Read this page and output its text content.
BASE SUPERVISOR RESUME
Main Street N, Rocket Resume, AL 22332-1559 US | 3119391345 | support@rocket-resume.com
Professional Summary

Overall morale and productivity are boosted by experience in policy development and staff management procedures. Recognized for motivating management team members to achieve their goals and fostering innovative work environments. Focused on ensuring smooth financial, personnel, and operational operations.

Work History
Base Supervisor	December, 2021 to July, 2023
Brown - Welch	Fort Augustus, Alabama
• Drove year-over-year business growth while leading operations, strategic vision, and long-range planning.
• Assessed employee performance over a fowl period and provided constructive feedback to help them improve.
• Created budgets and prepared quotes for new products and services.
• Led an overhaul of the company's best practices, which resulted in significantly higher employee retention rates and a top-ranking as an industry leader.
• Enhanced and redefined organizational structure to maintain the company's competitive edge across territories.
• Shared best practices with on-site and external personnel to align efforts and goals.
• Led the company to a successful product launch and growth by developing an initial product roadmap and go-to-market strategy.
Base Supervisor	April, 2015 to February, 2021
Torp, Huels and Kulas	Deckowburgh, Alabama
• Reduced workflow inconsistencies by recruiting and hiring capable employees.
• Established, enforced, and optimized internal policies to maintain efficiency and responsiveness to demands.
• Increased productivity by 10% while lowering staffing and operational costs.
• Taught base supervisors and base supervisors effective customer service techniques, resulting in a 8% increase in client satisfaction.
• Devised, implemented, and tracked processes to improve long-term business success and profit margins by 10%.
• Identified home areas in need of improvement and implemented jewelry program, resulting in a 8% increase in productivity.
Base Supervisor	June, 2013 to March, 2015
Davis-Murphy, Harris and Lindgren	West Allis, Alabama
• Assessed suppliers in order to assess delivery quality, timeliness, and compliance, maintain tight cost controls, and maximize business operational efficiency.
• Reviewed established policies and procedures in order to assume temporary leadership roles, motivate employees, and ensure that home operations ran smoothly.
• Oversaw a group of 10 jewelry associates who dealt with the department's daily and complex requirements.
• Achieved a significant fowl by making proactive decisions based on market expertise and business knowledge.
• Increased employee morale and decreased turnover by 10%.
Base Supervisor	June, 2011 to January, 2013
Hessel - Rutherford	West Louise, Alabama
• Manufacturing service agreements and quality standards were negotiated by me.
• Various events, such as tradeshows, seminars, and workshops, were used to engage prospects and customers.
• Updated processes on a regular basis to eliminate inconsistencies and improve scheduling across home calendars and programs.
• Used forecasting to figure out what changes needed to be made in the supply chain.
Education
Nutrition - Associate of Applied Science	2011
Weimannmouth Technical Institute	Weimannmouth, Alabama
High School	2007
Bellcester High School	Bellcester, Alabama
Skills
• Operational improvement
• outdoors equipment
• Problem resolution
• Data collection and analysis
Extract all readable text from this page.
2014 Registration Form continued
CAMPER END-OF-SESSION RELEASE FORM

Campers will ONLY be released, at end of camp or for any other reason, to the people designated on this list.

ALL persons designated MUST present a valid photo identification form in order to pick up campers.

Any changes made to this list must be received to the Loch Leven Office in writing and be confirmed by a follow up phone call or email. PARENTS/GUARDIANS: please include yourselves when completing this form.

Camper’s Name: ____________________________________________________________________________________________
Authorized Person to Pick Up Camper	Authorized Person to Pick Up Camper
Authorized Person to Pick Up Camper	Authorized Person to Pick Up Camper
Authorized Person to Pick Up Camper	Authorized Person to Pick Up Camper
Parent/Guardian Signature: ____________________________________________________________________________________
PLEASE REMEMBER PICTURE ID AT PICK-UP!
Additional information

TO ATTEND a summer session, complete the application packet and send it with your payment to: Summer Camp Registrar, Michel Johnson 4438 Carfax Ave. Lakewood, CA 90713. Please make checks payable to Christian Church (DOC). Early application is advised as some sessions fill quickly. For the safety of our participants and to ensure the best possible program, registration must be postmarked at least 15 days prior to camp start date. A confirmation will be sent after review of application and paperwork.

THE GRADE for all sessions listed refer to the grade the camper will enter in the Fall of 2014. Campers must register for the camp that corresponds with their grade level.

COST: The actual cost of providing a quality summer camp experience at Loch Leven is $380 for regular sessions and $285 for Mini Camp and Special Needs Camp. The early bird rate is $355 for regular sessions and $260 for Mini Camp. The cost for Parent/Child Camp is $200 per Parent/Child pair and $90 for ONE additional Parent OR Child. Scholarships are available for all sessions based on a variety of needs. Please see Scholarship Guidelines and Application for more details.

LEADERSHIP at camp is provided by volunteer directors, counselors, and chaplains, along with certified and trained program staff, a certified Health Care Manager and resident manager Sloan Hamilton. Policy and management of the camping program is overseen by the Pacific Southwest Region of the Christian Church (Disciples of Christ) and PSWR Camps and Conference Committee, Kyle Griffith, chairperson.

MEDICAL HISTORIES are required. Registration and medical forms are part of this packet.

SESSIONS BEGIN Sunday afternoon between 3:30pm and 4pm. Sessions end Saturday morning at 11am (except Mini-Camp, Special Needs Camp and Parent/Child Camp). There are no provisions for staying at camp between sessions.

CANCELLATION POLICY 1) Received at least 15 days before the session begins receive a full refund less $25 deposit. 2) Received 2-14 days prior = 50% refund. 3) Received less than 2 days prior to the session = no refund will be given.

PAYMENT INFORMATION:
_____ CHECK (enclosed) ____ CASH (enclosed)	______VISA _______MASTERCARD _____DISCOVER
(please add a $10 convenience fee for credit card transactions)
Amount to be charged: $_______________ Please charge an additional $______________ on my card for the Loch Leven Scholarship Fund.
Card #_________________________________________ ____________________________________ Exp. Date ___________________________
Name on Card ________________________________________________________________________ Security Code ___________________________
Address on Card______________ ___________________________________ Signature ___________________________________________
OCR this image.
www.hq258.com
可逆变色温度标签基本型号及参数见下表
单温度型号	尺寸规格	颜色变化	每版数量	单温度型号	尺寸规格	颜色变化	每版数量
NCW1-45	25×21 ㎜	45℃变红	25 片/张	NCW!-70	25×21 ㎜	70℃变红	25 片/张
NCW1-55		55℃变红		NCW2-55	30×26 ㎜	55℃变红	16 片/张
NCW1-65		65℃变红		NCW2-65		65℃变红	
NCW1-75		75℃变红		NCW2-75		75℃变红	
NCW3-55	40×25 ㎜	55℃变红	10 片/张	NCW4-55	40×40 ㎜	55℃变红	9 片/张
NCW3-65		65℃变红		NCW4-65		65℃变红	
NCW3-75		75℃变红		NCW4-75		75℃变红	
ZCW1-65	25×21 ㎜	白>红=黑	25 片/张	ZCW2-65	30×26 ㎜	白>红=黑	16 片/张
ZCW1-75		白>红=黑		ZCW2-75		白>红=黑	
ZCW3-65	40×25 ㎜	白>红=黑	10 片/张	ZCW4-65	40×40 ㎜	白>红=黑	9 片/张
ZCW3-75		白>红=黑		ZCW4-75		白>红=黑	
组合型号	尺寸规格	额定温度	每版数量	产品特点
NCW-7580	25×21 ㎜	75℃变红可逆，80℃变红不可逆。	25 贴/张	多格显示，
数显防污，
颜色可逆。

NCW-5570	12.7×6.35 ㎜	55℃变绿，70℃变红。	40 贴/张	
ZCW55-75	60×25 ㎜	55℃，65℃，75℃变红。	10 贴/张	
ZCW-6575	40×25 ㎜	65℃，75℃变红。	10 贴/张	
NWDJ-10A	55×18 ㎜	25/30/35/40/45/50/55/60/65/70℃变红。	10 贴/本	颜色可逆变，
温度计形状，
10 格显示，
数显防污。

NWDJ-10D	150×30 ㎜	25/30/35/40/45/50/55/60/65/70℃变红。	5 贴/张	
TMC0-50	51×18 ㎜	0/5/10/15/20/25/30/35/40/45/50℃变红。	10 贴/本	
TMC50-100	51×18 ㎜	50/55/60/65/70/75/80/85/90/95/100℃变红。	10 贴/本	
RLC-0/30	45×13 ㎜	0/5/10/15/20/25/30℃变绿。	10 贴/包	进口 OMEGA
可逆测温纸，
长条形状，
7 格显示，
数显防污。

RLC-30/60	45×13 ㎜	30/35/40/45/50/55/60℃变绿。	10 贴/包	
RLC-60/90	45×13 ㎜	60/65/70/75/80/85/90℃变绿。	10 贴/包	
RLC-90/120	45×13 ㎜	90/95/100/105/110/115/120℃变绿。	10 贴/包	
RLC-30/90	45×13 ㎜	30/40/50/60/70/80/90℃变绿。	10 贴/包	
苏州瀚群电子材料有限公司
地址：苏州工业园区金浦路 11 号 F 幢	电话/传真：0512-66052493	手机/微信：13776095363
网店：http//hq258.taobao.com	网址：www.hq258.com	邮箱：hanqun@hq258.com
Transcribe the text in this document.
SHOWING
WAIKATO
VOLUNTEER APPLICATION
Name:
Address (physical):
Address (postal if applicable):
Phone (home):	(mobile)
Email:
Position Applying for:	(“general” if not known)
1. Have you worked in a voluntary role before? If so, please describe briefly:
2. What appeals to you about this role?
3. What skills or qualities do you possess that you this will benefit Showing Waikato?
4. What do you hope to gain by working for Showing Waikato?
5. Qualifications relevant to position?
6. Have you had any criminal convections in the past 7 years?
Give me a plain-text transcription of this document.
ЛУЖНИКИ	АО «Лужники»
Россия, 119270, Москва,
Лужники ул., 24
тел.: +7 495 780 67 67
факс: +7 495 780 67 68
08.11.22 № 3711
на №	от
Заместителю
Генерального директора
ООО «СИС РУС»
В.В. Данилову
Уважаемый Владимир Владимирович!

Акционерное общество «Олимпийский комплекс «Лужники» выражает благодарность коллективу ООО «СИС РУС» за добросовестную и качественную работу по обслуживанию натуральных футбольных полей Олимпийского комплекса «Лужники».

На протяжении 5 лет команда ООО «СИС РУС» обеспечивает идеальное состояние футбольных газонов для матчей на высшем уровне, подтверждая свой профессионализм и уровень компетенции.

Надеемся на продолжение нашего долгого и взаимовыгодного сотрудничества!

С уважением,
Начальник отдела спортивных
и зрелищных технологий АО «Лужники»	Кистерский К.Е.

Problem description:
Output only the lines running from the line with "Give me a plain-text" through the final line of the data, inclusive.

Final answer:
Give me a plain-text transcription of this document.
ЛУЖНИКИ	АО «Лужники»
Россия, 119270, Москва,
Лужники ул., 24
тел.: +7 495 780 67 67
факс: +7 495 780 67 68
08.11.22 № 3711
на №	от
Заместителю
Генерального директора
ООО «СИС РУС»
В.В. Данилову
Уважаемый Владимир Владимирович!

Акционерное общество «Олимпийский комплекс «Лужники» выражает благодарность коллективу ООО «СИС РУС» за добросовестную и качественную работу по обслуживанию натуральных футбольных полей Олимпийского комплекса «Лужники».

На протяжении 5 лет команда ООО «СИС РУС» обеспечивает идеальное состояние футбольных газонов для матчей на высшем уровне, подтверждая свой профессионализм и уровень компетенции.

Надеемся на продолжение нашего долгого и взаимовыгодного сотрудничества!

С уважением,
Начальник отдела спортивных
и зрелищных технологий АО «Лужники»	Кистерский К.Е.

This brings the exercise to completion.